▸ SOURCE TEXT
········
And then there was a video of them all freaking out
when one of the groups actually did it and beat it.
It became the first people doing it.
It was like, that's such a cool community thing.
And that's like the thing about it right now, you know, a week removed from last time talking
about Destiny 2 on Gamescast, where I was very much like kept looking at the camera.
Like, I don't know what they're talking about.
I love this game.
Because Andy and Andrea were both like not critical in a bad way, but they were, it was
the normal situation where like, yes, it's destiny.
We love it.
Here's our problems with it.
And here's what we're upset about.
And Andy's stepped that back a bit too.
Of course, because he is a flip flopper.
He is not a flip flopper.
He's got the most pretentious hair.
I hate you.
Hey, I'm just saying what I read on Reddit.
All right.
No, for me now here, it's this interesting thing of being a part of an online community, which is so rare for me.
And maybe not so much this year with, you know, Friday of 13th or Marvel Heroes Omega, other games I've gotten into.
But Marvel Heroes Omega is just me running around with seeing other people.
I'm not playing with other people.
Friday the 13th, it's just me doing private rooms with the kind of funny best friends.
And so that doesn't, that's just hanging out with people.
this being part of something that is so diverse
and having people write in to Games Daily
where they're like, hey, I am from this subreddit
that's just Sherpas and we'll take anybody through the raid
but we won't teach them,
like, we'll be there and answer questions
but not do that,
and like come join us.
And like the way the destiny community,
now that like, you know,
it's like anything else in gaming
where I moved this rock
and then like, oh my God,
there's this whole thing happening here
that I wasn't really part of before.
And like I used to see Alfredo tweet about,
we're trying to be the first in the world
to beat the raid and da-da-da-da for Destiny 1.
but it's like, all right, good for you.
Like, I didn't realize that was like a competitive thing that there was all these people
trying to do.
And it seems so positive in the way that they're not tearing each other down, all the
destiny people who write in and want to help each other or last night when I was tweeting
out like, hey, this is what I'm doing.
Who wants to jump in?
The amount of people that jumped in and we're just like, no, cool, let's go.
And, like, you know, I closed out my night last night playing with Ziger for a bit.
And it was like, Ziger's done all these missions before.
And he's just like, he's quiet.
He's letting me figure it out and do all this different stuff.
And it's like, it's such a fun chill.
chill.
Let's all get in there and play and just have conversations and talk about whatever.
And like, I know.
I need to talk to Alex O'Neill about something, right?
And he's, we've been trying to set up calls.
And I'm like, we should probably just play destiny.
You just get in here and we just do a private room.
We'll go talk and shoot because it is that we, oh, this is the best part.
Back to this thing of like how I don't play these games and I don't do this.
········
▸ TASK PROMPT
Please copy the stretch from "And, like, you" through "this different stuff." in the Destiny 2 conversation, word for word. The data after this point is separate from the Destiny 2 conversation.

▸ DATA
········
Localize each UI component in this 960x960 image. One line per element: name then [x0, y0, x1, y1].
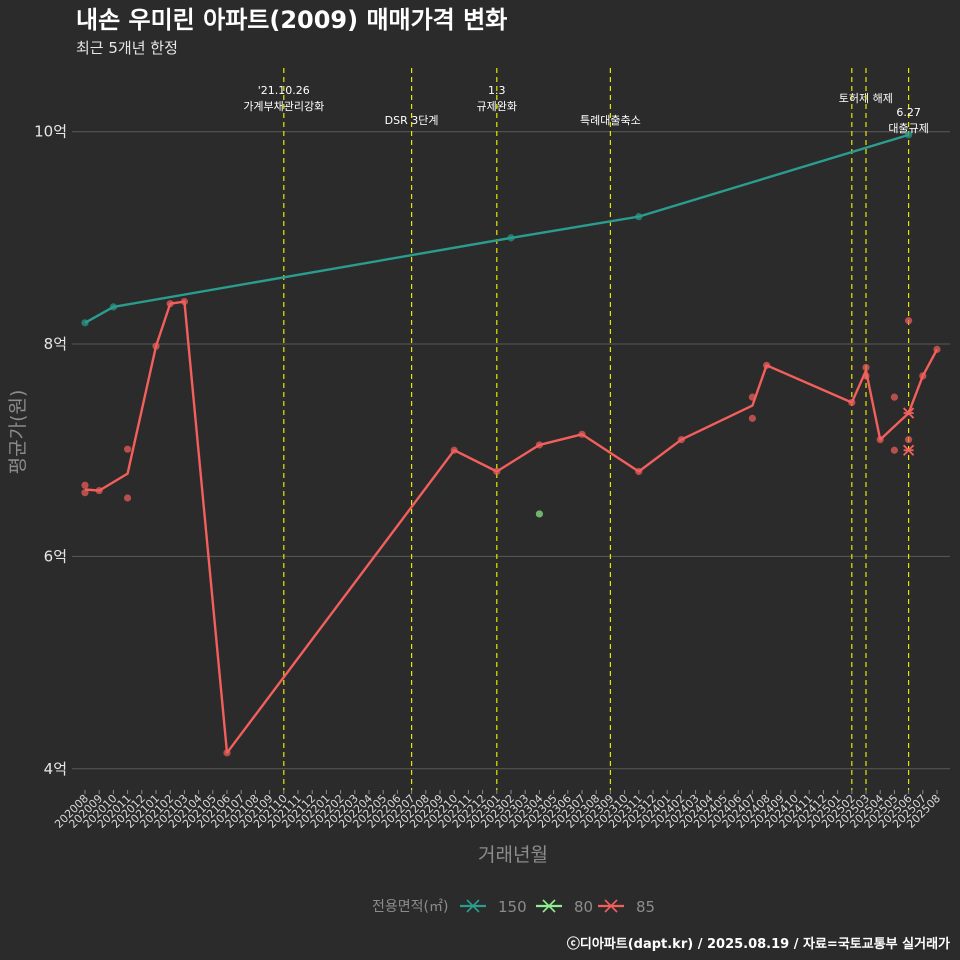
········
▸ EXERCISE ANSWER
And, like, you know, I closed out my night last night playing with Ziger for a bit.
And it was like, Ziger's done all these missions before.
And he's just like, he's quiet.
He's letting me figure it out and do all this different stuff.